Set problem ->
Give only the number of lines where "this" occurs.

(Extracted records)
##############################

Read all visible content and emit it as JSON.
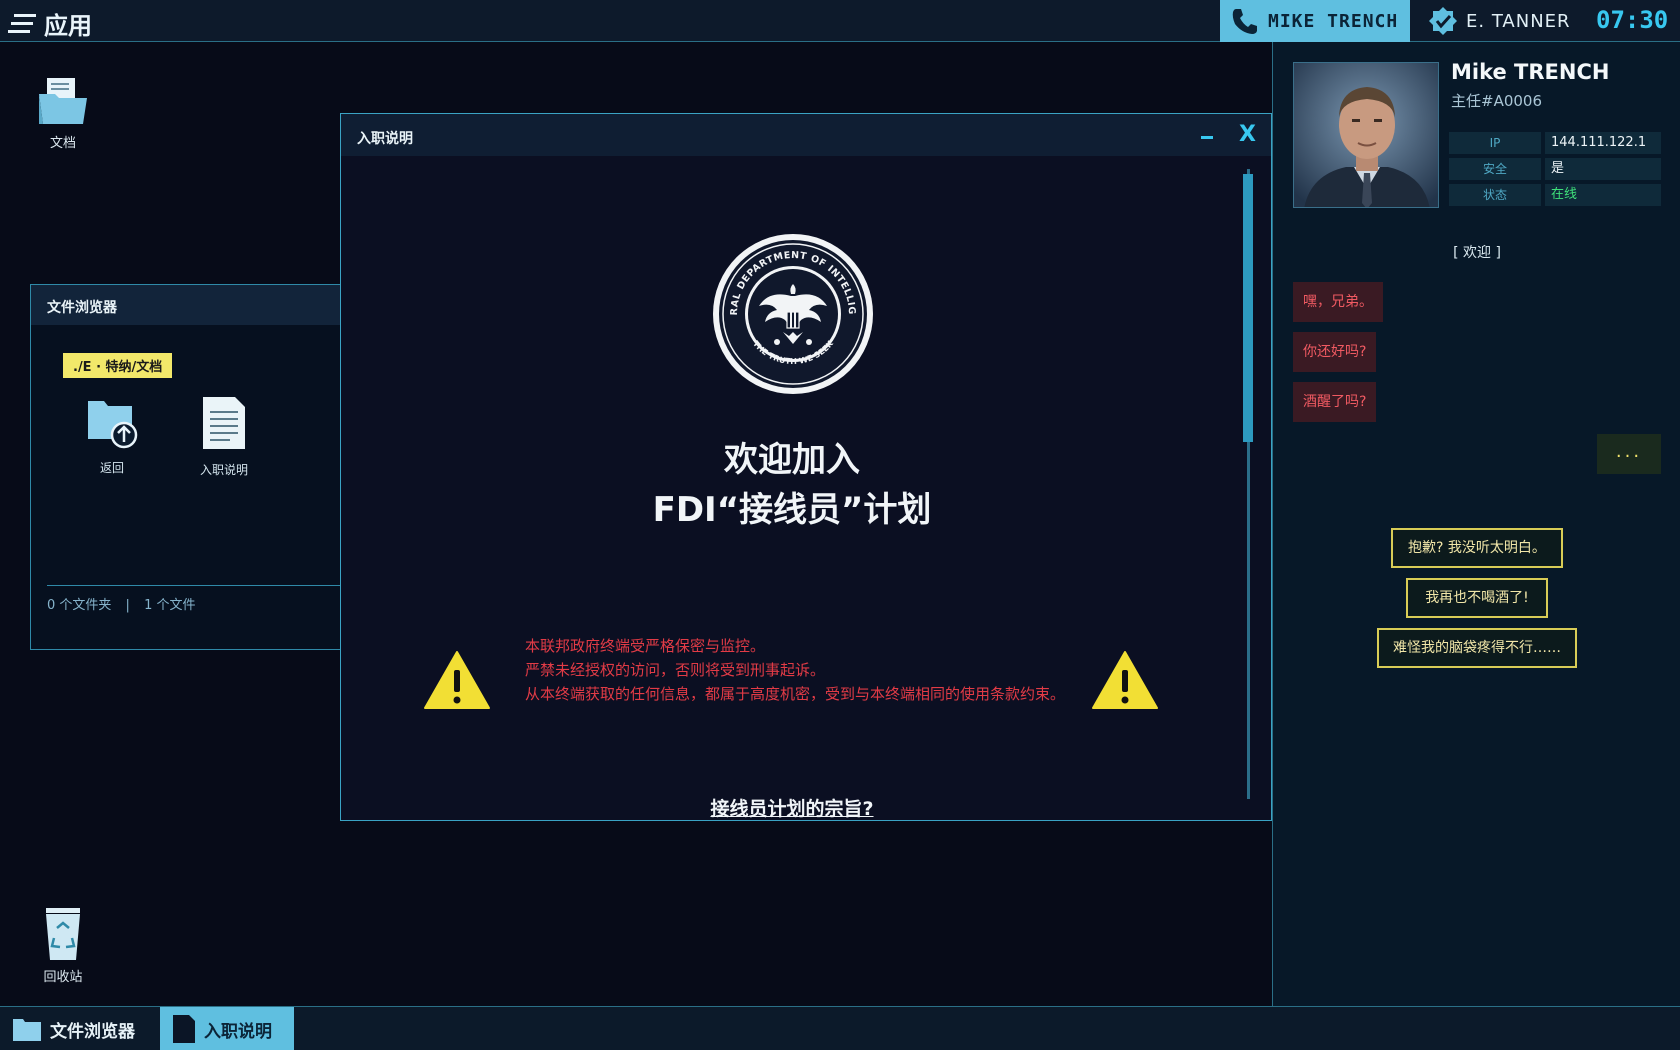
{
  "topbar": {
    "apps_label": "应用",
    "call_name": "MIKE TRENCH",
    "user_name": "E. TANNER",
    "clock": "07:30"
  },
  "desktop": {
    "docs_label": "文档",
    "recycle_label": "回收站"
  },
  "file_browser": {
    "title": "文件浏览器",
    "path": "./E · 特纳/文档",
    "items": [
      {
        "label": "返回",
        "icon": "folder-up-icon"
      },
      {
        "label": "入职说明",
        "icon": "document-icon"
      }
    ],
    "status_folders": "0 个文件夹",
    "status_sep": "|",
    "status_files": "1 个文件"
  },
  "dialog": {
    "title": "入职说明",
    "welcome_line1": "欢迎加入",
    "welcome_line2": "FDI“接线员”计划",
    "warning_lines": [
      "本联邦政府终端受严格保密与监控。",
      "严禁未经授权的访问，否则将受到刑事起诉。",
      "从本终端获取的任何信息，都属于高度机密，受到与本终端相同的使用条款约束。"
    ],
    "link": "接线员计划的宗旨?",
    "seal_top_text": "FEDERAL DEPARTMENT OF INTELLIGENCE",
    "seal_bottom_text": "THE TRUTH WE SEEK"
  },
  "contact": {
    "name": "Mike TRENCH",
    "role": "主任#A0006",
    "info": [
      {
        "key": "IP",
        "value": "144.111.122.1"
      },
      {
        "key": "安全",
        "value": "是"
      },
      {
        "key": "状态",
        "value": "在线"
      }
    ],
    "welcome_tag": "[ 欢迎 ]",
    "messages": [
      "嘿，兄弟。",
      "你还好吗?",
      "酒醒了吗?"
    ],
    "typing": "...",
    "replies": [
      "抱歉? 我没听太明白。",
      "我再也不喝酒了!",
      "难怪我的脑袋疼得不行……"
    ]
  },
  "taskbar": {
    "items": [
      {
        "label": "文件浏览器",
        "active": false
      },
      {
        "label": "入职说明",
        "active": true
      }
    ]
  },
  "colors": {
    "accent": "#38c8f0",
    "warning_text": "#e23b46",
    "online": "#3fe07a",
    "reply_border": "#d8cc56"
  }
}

##############################

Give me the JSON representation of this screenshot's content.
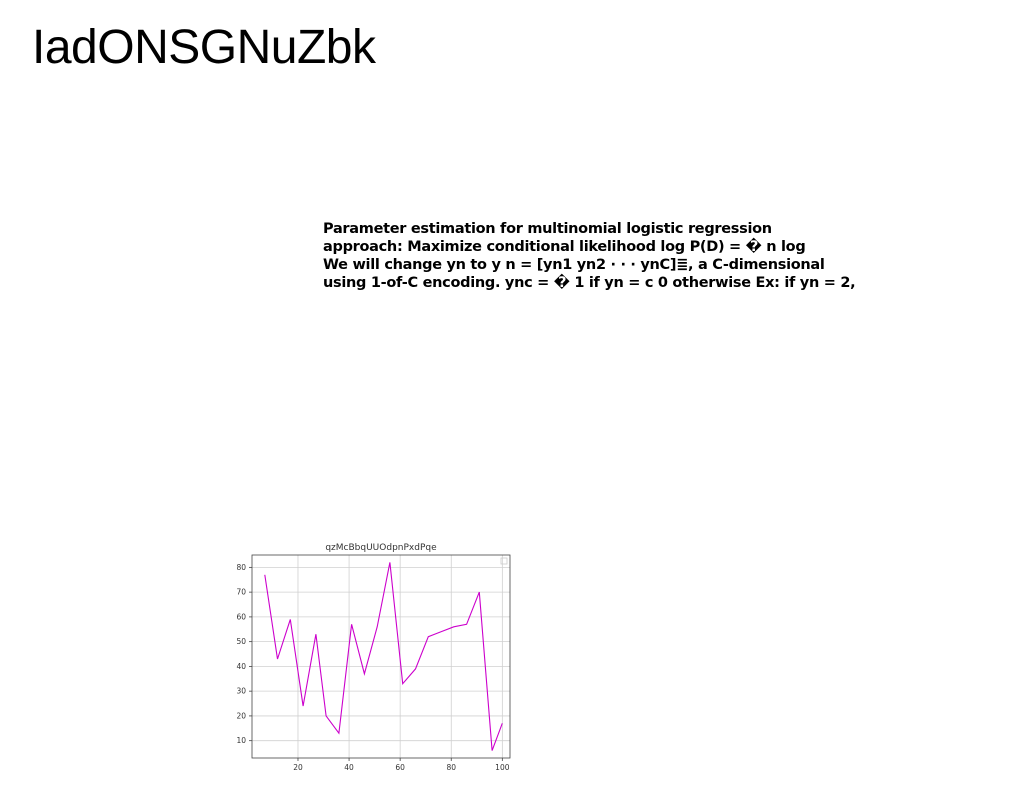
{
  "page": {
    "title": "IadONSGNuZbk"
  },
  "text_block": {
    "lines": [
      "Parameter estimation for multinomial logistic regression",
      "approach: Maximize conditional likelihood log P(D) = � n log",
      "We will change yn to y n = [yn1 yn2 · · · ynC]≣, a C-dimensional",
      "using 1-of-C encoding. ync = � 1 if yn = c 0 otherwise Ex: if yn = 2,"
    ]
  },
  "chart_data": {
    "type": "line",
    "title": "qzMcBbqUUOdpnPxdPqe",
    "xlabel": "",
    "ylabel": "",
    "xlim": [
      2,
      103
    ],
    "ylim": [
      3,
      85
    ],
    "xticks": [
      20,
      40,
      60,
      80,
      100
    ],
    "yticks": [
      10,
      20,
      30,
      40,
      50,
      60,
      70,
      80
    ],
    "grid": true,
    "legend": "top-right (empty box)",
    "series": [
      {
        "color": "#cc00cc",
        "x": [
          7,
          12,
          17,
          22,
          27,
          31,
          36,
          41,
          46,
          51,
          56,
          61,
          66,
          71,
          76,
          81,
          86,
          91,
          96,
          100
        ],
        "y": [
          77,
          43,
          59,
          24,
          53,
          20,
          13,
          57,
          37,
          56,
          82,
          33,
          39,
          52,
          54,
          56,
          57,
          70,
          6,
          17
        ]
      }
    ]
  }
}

##############################

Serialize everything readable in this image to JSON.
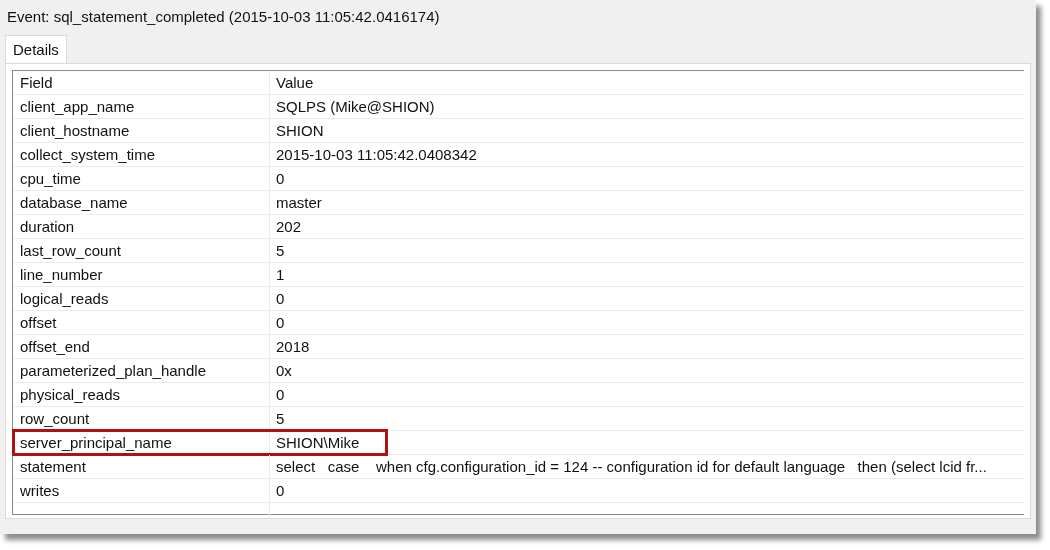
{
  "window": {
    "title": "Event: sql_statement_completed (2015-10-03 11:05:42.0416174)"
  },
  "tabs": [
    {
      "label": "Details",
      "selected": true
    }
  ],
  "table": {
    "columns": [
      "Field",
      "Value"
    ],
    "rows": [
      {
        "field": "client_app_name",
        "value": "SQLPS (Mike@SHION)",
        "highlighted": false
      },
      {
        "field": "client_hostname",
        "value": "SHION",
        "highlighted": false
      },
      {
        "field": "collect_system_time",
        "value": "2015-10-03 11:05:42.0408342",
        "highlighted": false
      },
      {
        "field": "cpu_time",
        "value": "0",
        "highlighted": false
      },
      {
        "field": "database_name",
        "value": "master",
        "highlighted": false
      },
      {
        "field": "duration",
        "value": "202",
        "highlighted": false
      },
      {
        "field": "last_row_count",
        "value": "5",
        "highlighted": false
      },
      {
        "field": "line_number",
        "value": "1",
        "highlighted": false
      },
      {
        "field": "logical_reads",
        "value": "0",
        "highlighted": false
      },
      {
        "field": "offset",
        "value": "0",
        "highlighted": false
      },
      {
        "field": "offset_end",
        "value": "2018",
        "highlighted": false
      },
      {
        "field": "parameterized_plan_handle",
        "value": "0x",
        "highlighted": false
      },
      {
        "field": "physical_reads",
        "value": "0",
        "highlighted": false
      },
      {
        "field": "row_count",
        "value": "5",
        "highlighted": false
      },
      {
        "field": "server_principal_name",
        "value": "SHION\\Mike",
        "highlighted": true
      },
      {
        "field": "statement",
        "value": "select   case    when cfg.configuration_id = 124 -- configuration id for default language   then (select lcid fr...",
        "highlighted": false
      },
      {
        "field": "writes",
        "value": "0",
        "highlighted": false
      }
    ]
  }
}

##############################

Worked solution ->
2